→ EXERCISE GOAL:
Quote the records in full and leave their pictures out.

— START OF SUPPLIED ENTRIES —

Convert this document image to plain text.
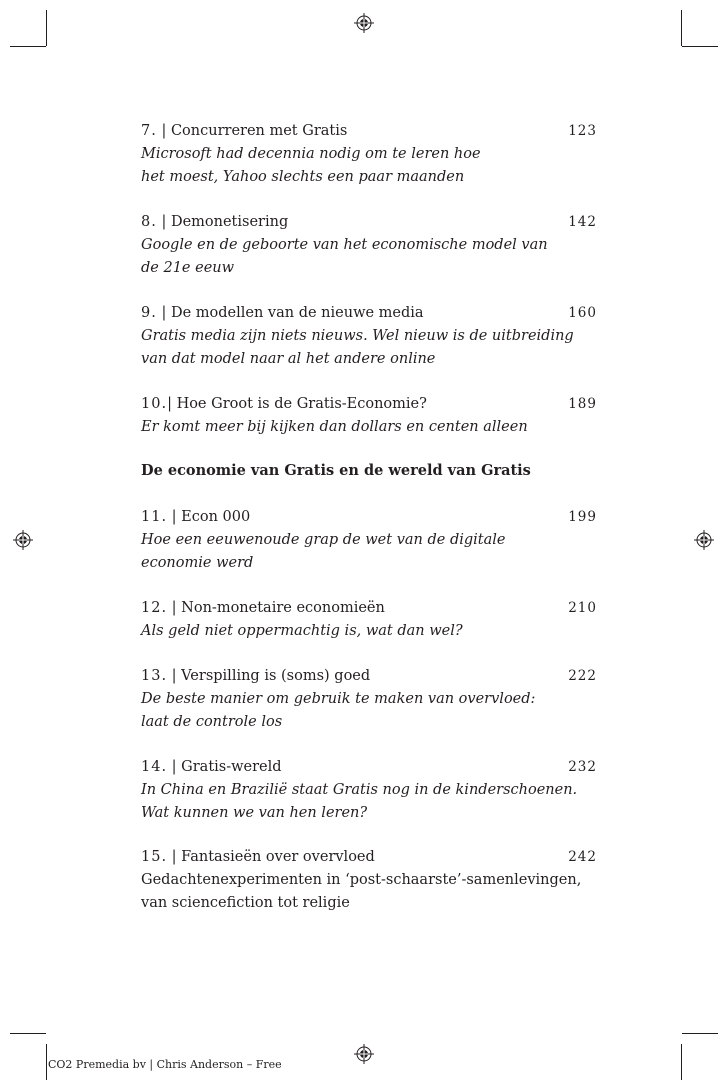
7. | Concurreren met Gratis	123
Microsoft had decennia nodig om te leren hoe
het moest, Yahoo slechts een paar maanden
8. | Demonetisering	142
Google en de geboorte van het economische model van
de 21e eeuw
9. | De modellen van de nieuwe media	160
Gratis media zijn niets nieuws. Wel nieuw is de uitbreiding
van dat model naar al het andere online
10.| Hoe Groot is de Gratis-Economie?	189
Er komt meer bij kijken dan dollars en centen alleen
De economie van Gratis en de wereld van Gratis
11. | Econ 000	199
Hoe een eeuwenoude grap de wet van de digitale
economie werd
12. | Non-monetaire economieën	210
Als geld niet oppermachtig is, wat dan wel?
13. | Verspilling is (soms) goed	222
De beste manier om gebruik te maken van overvloed:
laat de controle los
14. | Gratis-wereld	232
In China en Brazilië staat Gratis nog in de kinderschoenen.
Wat kunnen we van hen leren?
15. | Fantasieën over overvloed	242
Gedachtenexperimenten in ‘post-schaarste’-samenlevingen,
van sciencefiction tot religie
CO2 Premedia bv | Chris Anderson – Free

— END OF SUPPLIED ENTRIES —

→ COMPLETED EXERCISE:
Convert this document image to plain text.
7. | Concurreren met Gratis	123
Microsoft had decennia nodig om te leren hoe
het moest, Yahoo slechts een paar maanden
8. | Demonetisering	142
Google en de geboorte van het economische model van
de 21e eeuw
9. | De modellen van de nieuwe media	160
Gratis media zijn niets nieuws. Wel nieuw is de uitbreiding
van dat model naar al het andere online
10.| Hoe Groot is de Gratis-Economie?	189
Er komt meer bij kijken dan dollars en centen alleen
De economie van Gratis en de wereld van Gratis
11. | Econ 000	199
Hoe een eeuwenoude grap de wet van de digitale
economie werd
12. | Non-monetaire economieën	210
Als geld niet oppermachtig is, wat dan wel?
13. | Verspilling is (soms) goed	222
De beste manier om gebruik te maken van overvloed:
laat de controle los
14. | Gratis-wereld	232
In China en Brazilië staat Gratis nog in de kinderschoenen.
Wat kunnen we van hen leren?
15. | Fantasieën over overvloed	242
Gedachtenexperimenten in ‘post-schaarste’-samenlevingen,
van sciencefiction tot religie
CO2 Premedia bv | Chris Anderson – Free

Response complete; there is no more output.